%%

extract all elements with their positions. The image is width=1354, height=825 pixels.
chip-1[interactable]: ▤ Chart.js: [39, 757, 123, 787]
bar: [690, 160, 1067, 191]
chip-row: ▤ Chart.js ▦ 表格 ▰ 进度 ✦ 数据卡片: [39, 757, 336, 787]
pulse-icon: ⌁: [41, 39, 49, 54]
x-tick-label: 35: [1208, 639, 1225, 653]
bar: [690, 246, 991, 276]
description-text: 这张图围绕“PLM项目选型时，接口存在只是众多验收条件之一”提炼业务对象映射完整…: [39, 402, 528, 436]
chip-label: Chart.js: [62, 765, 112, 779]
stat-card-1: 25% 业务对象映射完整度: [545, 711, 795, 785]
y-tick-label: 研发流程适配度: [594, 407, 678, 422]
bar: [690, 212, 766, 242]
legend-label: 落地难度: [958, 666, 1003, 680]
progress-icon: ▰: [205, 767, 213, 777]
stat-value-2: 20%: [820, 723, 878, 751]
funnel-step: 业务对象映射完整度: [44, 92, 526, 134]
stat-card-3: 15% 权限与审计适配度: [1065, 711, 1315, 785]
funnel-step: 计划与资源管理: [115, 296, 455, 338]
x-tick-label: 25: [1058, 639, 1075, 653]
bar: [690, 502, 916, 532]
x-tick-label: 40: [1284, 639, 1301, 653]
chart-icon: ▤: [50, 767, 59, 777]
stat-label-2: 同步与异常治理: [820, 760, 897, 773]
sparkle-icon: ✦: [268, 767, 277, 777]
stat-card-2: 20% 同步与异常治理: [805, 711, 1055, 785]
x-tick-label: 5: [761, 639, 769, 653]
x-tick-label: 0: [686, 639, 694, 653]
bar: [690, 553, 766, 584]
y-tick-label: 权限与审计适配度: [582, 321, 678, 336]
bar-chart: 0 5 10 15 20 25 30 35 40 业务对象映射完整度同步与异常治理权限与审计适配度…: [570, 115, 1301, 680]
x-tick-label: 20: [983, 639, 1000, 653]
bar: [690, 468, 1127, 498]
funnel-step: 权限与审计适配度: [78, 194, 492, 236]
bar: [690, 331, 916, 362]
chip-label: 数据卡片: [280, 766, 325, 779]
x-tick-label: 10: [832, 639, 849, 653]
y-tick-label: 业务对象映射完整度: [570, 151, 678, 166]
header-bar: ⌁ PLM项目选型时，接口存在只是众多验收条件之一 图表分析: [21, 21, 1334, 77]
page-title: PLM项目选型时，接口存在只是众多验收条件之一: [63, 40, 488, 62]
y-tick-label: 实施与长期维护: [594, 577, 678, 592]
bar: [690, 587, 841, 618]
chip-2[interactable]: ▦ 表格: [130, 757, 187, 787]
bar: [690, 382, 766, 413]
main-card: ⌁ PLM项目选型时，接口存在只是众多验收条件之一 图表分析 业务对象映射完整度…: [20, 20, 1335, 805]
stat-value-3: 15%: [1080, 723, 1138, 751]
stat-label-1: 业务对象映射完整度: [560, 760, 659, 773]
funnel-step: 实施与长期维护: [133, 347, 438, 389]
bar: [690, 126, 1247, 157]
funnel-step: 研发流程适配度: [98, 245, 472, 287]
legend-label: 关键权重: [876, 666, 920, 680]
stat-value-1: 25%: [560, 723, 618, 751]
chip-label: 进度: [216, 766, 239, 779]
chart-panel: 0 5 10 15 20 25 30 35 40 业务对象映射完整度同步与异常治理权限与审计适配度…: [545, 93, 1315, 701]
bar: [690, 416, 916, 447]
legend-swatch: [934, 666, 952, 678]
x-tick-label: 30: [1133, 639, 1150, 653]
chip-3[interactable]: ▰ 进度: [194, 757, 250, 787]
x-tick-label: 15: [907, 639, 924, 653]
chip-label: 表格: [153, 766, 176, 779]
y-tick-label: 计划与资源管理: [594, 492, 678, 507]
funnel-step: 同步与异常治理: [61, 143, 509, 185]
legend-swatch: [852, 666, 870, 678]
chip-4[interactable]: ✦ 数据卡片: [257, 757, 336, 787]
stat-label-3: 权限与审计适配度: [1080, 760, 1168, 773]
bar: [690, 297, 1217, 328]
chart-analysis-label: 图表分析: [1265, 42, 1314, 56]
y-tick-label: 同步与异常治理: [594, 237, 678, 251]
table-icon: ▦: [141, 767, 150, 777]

%%
%%

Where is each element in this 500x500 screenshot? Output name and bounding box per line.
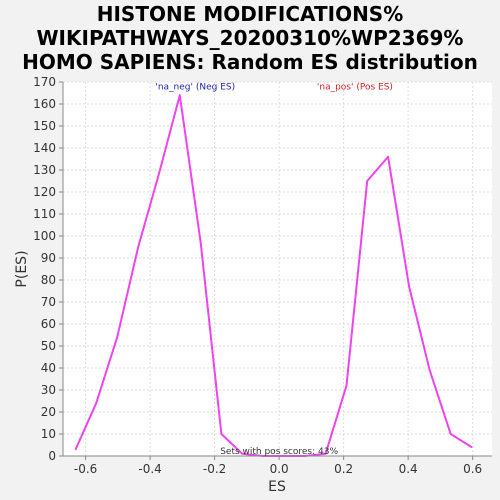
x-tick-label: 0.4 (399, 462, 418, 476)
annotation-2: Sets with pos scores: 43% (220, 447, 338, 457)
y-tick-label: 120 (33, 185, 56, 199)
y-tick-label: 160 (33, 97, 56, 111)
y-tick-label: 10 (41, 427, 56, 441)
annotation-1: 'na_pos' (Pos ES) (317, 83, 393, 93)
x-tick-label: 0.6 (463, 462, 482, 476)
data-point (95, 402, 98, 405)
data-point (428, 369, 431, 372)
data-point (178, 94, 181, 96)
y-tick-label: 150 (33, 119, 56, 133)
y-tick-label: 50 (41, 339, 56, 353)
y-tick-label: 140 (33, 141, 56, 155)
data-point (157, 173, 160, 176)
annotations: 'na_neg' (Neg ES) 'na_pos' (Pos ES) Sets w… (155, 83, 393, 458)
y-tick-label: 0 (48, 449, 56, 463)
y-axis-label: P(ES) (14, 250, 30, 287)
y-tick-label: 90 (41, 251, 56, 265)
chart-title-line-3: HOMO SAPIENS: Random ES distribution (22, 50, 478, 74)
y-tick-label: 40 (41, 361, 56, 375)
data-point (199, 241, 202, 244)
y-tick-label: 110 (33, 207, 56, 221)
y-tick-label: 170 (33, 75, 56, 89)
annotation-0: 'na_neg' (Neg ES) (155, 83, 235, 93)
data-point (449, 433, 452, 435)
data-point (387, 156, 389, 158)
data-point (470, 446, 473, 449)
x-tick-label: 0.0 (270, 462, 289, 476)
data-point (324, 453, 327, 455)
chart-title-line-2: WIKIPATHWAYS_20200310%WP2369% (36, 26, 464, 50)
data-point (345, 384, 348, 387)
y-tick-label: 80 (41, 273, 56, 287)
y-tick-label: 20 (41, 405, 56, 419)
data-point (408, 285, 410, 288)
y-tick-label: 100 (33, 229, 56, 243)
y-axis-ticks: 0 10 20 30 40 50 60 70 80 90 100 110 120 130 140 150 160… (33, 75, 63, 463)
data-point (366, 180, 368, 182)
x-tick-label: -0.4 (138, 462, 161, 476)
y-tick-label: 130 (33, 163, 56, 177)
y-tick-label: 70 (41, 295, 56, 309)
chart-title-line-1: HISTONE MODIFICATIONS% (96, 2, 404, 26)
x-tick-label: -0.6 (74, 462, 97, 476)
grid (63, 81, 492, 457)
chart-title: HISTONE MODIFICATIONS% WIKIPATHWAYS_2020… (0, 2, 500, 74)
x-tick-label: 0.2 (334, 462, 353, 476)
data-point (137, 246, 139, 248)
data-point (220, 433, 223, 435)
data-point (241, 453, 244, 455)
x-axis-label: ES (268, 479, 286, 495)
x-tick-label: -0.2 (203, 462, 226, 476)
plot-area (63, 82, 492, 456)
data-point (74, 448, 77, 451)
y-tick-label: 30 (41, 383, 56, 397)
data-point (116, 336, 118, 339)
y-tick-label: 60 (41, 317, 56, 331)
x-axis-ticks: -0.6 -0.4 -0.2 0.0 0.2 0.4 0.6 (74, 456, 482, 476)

%%
%%

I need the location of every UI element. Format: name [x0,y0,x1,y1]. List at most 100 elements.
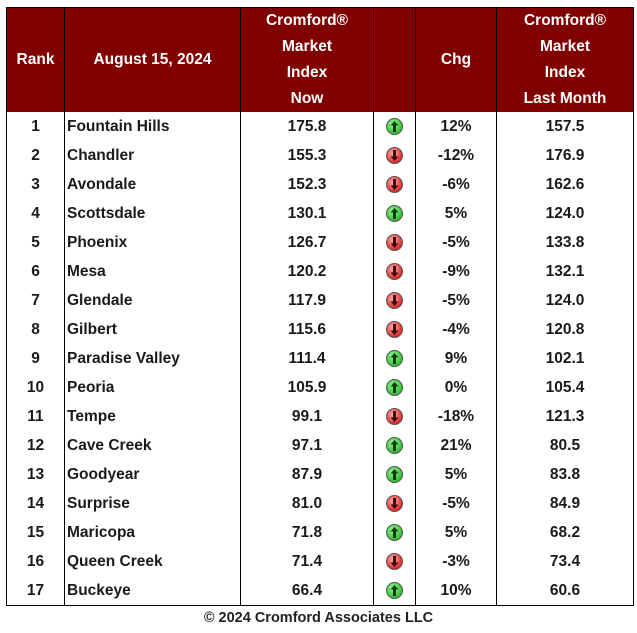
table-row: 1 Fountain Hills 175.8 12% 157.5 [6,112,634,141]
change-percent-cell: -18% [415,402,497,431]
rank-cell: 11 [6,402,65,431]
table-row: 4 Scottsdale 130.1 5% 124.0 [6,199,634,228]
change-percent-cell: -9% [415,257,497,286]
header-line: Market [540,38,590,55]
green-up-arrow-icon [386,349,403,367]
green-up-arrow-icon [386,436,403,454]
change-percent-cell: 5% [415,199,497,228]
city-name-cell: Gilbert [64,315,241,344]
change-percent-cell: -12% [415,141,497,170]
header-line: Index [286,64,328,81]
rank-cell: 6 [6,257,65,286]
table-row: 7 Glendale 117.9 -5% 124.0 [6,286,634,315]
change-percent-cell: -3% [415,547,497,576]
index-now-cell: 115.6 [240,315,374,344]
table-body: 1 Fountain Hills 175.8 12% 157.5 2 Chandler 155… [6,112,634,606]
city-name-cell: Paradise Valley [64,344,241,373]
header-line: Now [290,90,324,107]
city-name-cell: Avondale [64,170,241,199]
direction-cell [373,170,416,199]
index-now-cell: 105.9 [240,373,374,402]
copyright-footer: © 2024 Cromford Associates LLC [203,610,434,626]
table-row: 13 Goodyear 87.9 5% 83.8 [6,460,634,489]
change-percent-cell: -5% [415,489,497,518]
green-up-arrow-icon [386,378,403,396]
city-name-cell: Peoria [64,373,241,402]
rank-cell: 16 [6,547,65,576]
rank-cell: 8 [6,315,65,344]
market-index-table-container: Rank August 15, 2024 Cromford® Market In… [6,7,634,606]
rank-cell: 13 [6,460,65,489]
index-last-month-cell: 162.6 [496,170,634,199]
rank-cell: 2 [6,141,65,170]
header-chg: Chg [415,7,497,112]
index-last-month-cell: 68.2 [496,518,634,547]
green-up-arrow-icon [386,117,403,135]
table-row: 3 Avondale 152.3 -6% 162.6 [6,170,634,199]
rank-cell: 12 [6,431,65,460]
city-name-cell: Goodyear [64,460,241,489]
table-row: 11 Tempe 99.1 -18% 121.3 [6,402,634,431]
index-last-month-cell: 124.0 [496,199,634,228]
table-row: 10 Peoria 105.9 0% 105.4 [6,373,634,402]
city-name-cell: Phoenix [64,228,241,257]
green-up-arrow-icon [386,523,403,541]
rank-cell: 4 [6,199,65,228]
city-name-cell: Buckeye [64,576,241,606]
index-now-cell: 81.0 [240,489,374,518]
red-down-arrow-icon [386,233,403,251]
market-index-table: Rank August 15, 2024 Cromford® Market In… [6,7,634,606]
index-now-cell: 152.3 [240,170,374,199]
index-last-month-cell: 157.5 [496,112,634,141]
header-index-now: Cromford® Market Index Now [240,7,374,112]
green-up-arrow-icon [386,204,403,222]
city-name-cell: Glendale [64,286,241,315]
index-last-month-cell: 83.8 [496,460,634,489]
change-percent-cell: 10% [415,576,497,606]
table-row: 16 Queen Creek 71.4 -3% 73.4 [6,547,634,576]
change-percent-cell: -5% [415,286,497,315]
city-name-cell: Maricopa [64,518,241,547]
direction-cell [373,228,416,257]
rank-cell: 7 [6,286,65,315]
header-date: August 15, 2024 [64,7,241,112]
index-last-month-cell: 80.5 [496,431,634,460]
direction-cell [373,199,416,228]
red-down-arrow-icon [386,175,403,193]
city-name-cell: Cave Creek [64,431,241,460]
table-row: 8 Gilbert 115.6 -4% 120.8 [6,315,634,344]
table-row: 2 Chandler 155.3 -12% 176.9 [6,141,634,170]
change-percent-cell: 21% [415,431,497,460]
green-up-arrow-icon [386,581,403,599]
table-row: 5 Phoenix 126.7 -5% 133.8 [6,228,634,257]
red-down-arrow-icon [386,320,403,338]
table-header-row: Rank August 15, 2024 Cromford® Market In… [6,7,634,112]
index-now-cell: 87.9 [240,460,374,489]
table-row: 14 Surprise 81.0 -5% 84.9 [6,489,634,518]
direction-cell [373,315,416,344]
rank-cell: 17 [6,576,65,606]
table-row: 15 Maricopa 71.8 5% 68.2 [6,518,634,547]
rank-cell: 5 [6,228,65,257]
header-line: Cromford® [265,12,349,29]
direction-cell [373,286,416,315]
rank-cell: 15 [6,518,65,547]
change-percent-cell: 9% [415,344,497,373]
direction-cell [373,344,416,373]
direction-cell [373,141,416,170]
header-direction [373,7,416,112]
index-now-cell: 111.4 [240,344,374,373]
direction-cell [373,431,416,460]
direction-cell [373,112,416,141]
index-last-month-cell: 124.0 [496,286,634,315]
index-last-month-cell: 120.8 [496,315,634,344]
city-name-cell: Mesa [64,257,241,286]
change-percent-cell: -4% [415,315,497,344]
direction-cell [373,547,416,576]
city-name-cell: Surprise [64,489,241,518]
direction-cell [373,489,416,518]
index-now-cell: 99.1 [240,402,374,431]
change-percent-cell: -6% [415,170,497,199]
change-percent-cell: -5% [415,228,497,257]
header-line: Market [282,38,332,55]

%%

» WHAT YOU WILL DO
Duplicate the records from the line containing "extract all elements" through the line containing "pulse-icon: ⌁: [41, 39, 49, 54]", both included.

» EXERCISE SOLUTION
extract all elements with their positions. The image is width=1354, height=825 pixels.
chip-1[interactable]: ▤ Chart.js: [39, 757, 123, 787]
bar: [690, 160, 1067, 191]
chip-row: ▤ Chart.js ▦ 表格 ▰ 进度 ✦ 数据卡片: [39, 757, 336, 787]
pulse-icon: ⌁: [41, 39, 49, 54]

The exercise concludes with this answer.